» **Short problem**:
Count every line of these entries that holds the word "this", and reply with the number only.
-------- Stored records --------
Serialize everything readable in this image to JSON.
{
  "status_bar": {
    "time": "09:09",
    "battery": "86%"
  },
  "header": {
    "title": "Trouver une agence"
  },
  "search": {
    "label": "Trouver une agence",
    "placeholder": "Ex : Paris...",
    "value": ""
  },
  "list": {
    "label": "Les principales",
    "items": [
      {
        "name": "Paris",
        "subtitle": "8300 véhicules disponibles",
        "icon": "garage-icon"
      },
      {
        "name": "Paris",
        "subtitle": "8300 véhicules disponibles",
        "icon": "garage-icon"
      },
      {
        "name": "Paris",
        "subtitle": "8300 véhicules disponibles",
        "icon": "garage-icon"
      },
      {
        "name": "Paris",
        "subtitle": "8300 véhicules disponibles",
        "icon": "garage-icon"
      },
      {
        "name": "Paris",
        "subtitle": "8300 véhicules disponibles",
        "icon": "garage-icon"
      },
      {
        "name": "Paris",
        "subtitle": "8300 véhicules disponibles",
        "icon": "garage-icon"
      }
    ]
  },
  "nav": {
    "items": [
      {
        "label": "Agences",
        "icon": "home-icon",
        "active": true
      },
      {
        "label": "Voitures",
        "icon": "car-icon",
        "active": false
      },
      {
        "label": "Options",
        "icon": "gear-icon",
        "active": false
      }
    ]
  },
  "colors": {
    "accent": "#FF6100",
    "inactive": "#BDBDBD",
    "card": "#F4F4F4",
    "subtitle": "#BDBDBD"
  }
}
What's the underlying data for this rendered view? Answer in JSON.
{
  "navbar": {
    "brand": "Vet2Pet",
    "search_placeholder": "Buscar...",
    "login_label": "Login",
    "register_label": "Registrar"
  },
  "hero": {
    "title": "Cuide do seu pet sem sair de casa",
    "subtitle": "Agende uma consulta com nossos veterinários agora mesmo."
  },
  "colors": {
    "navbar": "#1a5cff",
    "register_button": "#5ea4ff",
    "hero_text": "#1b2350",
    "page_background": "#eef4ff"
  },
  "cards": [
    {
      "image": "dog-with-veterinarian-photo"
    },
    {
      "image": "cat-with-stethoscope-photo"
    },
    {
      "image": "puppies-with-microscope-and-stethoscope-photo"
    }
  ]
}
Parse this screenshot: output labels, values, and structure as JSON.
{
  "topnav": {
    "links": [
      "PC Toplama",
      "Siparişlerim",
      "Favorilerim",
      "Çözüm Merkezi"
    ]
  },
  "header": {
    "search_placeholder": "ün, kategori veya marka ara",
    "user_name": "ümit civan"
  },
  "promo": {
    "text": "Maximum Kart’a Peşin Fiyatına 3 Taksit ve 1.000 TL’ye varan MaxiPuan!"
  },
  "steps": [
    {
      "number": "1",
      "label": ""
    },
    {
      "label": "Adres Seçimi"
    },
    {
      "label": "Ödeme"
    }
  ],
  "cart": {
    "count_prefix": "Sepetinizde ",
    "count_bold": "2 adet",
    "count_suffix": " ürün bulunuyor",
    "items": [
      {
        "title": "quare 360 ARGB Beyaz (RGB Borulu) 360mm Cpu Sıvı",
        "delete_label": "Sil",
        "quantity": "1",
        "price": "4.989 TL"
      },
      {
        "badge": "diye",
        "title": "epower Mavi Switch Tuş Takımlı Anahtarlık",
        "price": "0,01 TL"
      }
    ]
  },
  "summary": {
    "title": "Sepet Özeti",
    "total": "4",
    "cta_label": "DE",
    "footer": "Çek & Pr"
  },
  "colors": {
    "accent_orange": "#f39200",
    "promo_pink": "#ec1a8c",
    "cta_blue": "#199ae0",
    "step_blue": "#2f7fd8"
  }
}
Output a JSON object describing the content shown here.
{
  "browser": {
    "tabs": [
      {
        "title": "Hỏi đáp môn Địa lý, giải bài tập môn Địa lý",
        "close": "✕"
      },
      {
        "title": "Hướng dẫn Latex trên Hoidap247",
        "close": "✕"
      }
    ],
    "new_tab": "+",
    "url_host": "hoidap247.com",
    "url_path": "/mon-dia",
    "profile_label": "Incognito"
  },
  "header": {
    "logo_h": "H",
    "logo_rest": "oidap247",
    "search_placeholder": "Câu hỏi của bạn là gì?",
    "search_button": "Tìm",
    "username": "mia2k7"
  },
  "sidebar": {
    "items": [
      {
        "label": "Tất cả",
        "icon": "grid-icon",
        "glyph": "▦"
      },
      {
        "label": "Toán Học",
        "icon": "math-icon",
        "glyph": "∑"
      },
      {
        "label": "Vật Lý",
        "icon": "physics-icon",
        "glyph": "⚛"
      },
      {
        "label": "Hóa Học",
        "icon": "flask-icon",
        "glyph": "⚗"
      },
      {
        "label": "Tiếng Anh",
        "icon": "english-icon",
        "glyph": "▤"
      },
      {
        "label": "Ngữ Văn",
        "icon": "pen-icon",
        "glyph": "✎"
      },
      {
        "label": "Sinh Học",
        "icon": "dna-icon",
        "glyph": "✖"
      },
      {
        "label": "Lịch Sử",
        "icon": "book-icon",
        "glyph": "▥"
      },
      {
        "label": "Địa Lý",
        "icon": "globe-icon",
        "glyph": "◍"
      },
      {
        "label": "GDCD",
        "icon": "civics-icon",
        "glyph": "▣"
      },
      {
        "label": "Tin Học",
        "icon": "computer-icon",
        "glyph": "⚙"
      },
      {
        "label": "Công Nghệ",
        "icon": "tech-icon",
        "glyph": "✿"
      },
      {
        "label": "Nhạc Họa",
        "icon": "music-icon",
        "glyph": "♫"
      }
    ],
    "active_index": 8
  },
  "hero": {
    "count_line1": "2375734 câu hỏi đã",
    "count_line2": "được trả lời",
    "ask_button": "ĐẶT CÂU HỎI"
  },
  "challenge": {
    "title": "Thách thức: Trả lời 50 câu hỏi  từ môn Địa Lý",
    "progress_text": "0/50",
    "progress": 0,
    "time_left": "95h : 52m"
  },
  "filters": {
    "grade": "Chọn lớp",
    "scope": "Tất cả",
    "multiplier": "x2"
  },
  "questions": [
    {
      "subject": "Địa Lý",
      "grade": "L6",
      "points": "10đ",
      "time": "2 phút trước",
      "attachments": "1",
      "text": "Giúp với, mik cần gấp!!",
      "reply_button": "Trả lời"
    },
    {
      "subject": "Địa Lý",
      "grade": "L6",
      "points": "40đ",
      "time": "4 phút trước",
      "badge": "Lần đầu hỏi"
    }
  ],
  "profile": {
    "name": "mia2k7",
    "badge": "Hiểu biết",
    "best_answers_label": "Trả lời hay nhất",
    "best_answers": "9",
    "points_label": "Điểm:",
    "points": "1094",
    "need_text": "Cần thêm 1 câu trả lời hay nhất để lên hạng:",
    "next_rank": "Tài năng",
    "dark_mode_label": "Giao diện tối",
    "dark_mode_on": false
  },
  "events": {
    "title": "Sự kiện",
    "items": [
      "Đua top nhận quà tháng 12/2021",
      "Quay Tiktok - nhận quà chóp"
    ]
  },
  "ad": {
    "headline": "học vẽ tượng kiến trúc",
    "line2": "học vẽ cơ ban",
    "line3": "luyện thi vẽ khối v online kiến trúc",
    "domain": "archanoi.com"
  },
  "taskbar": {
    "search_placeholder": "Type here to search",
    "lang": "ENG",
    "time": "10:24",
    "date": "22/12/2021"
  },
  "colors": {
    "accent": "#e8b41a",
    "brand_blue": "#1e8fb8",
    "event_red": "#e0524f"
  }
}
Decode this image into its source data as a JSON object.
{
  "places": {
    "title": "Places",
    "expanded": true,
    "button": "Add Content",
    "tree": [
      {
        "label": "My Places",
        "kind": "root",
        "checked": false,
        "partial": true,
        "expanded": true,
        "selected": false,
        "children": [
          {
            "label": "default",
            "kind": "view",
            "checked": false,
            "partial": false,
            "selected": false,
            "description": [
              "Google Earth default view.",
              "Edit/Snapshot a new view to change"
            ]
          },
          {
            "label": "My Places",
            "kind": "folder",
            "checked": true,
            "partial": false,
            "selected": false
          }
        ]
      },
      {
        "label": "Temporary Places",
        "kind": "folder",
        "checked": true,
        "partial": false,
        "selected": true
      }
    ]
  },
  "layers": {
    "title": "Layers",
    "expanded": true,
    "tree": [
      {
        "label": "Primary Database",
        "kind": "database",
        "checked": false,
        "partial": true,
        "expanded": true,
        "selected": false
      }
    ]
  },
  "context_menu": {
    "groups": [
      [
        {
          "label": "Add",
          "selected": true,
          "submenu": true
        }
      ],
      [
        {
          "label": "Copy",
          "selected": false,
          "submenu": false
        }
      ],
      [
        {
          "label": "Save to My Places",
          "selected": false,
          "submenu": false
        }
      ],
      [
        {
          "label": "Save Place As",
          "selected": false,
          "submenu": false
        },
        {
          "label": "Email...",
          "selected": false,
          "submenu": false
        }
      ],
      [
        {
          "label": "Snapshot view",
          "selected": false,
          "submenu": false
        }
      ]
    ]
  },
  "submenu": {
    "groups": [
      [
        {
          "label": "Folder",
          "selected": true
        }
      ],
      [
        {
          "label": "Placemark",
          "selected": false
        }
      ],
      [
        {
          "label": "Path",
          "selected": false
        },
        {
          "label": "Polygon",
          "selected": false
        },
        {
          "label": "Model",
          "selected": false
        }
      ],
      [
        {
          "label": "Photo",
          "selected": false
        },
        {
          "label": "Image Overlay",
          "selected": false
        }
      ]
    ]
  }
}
--------
» **Result below**:
4